▶ **TASK MATERIAL**
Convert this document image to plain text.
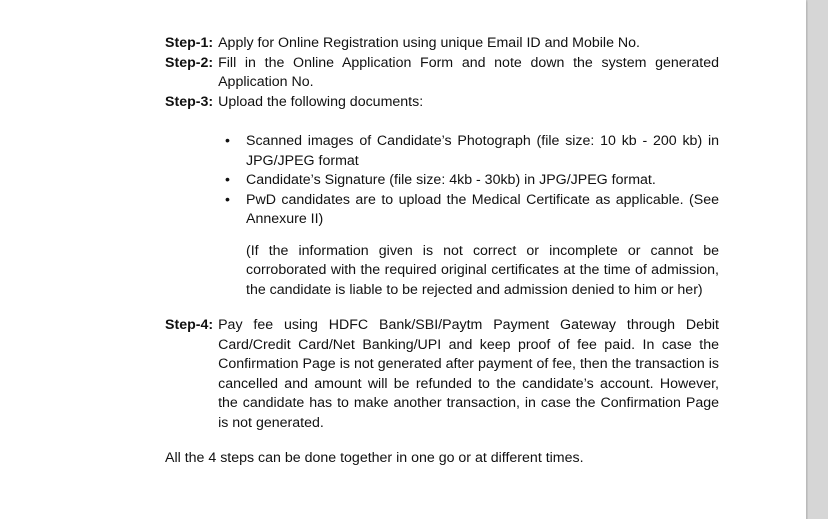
Step-1: Apply for Online Registration using unique Email ID and Mobile No.
Step-2: Fill in the Online Application Form and note down the system generated Application No.
Step-3: Upload the following documents:
• Scanned images of Candidate’s Photograph (file size: 10 kb - 200 kb) in JPG/JPEG format
• Candidate’s Signature (file size: 4kb - 30kb) in JPG/JPEG format.
• PwD candidates are to upload the Medical Certificate as applicable. (See Annexure II)
(If the information given is not correct or incomplete or cannot be corroborated with the required original certificates at the time of admission, the candidate is liable to be rejected and admission denied to him or her)
Step-4: Pay fee using HDFC Bank/SBI/Paytm Payment Gateway through Debit Card/Credit Card/Net Banking/UPI and keep proof of fee paid. In case the Confirmation Page is not generated after payment of fee, then the transaction is cancelled and amount will be refunded to the candidate’s account. However, the candidate has to make another transaction, in case the Confirmation Page is not generated.
All the 4 steps can be done together in one go or at different times.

▶ **INSTRUCTION**
Give the number of lines in the listing above that contain "using", and nothing else.

▶ **ANSWER TO THIS PROBLEM**
2